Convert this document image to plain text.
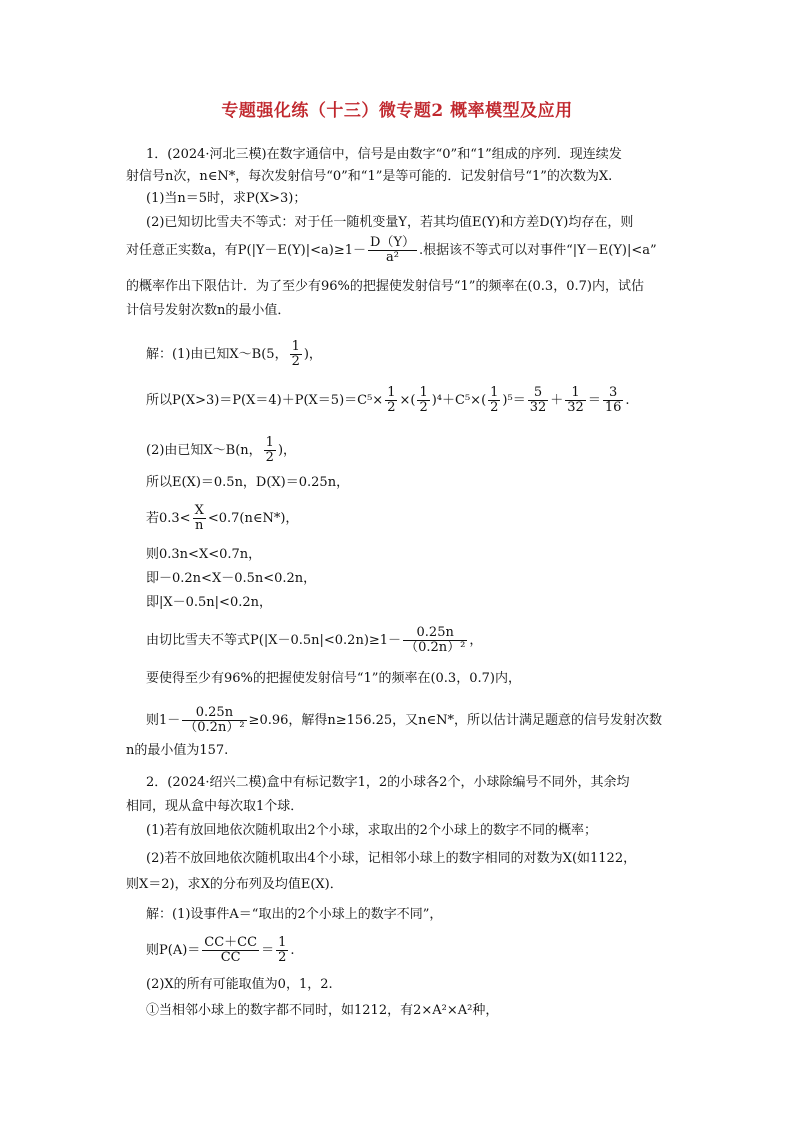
专题强化练（十三）微专题2 概率模型及应用

1．(2024·河北三模)在数字通信中，信号是由数字“0”和“1”组成的序列．现连续发

射信号n次，n∈N*，每次发射信号“0”和“1”是等可能的．记发射信号“1”的次数为X.

(1)当n＝5时，求P(X>3)；

(2)已知切比雪夫不等式：对于任一随机变量Y，若其均值E(Y)和方差D(Y)均存在，则

对任意正实数a，有$P(|Y-E(Y)|<a)\ge 1- \frac{D(Y)}{\text{a²}}$ .根据该不等式可以对事件“|Y－E(Y)|<a”

的概率作出下限估计．为了至少有96%的把握使发射信号“1”的频率在(0.3，0.7)内，试估

计信号发射次数n的最小值．

解：(1)由已知X～B(5， $\frac{1}{2}$ )，

所以$P(X>3)=P(X=4)+P(X=5)=C^5\times \frac{1}{2}$ ×( $\frac{1}{2} )^4+C^5\times( \frac{1}{2} )^5= \frac{5}{32} + \frac{1}{32} = \frac{3}{16}$ .

(2)由已知X～B(n， $\frac{1}{2}$ )，

所以E(X)＝0.5n，D(X)＝0.25n，

若$0.3< \frac{X}{n}$ <0.7(n∈N*)，

则0.3n<X<0.7n，

即－0.2n<X－0.5n<0.2n，

即|X－0.5n|<0.2n，

由切比雪夫不等式$P(|X-0.5n|<0.2n)\ge 1- \frac{0.25n}{\text{（0.2n）²}}$ ，

要使得至少有96%的把握使发射信号“1”的频率在(0.3，0.7)内，

则$1- \frac{0.25n}{\text{（0.2n）²}} \ge 0.96$，解得n≥156.25，又n∈N*，所以估计满足题意的信号发射次数

n的最小值为157.

2．(2024·绍兴二模)盒中有标记数字1，2的小球各2个，小球除编号不同外，其余均

相同，现从盒中每次取1个球．

(1)若有放回地依次随机取出2个小球，求取出的2个小球上的数字不同的概率；

(2)若不放回地依次随机取出4个小球，记相邻小球上的数字相同的对数为X(如1122，

则X＝2)，求X的分布列及均值E(X)．

解：(1)设事件A＝“取出的2个小球上的数字不同”，

则$P(A)= \frac{CC+CC}{CC} = \frac{1}{2}$ .

(2)X的所有可能取值为0，1，2.

①当相邻小球上的数字都不同时，如1212，有2×A²×A²种，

☆ ☆ ☆ ☆ ☆ ☆ ☆

_Brief_
Your task is to return the entries above exactly, with no pictures.

_Result_
Convert this document image to plain text.
专题强化练（十三）微专题2 概率模型及应用

1．(2024·河北三模)在数字通信中，信号是由数字“0”和“1”组成的序列．现连续发

射信号n次，n∈N*，每次发射信号“0”和“1”是等可能的．记发射信号“1”的次数为X.

(1)当n＝5时，求P(X>3)；

(2)已知切比雪夫不等式：对于任一随机变量Y，若其均值E(Y)和方差D(Y)均存在，则

对任意正实数a，有$P(|Y-E(Y)|<a)\ge 1- \frac{D(Y)}{\text{a²}}$ .根据该不等式可以对事件“|Y－E(Y)|<a”

的概率作出下限估计．为了至少有96%的把握使发射信号“1”的频率在(0.3，0.7)内，试估

计信号发射次数n的最小值．

解：(1)由已知X～B(5， $\frac{1}{2}$ )，

所以$P(X>3)=P(X=4)+P(X=5)=C^5\times \frac{1}{2}$ ×( $\frac{1}{2} )^4+C^5\times( \frac{1}{2} )^5= \frac{5}{32} + \frac{1}{32} = \frac{3}{16}$ .

(2)由已知X～B(n， $\frac{1}{2}$ )，

所以E(X)＝0.5n，D(X)＝0.25n，

若$0.3< \frac{X}{n}$ <0.7(n∈N*)，

则0.3n<X<0.7n，

即－0.2n<X－0.5n<0.2n，

即|X－0.5n|<0.2n，

由切比雪夫不等式$P(|X-0.5n|<0.2n)\ge 1- \frac{0.25n}{\text{（0.2n）²}}$ ，

要使得至少有96%的把握使发射信号“1”的频率在(0.3，0.7)内，

则$1- \frac{0.25n}{\text{（0.2n）²}} \ge 0.96$，解得n≥156.25，又n∈N*，所以估计满足题意的信号发射次数

n的最小值为157.

2．(2024·绍兴二模)盒中有标记数字1，2的小球各2个，小球除编号不同外，其余均

相同，现从盒中每次取1个球．

(1)若有放回地依次随机取出2个小球，求取出的2个小球上的数字不同的概率；

(2)若不放回地依次随机取出4个小球，记相邻小球上的数字相同的对数为X(如1122，

则X＝2)，求X的分布列及均值E(X)．

解：(1)设事件A＝“取出的2个小球上的数字不同”，

则$P(A)= \frac{CC+CC}{CC} = \frac{1}{2}$ .

(2)X的所有可能取值为0，1，2.

①当相邻小球上的数字都不同时，如1212，有2×A²×A²种，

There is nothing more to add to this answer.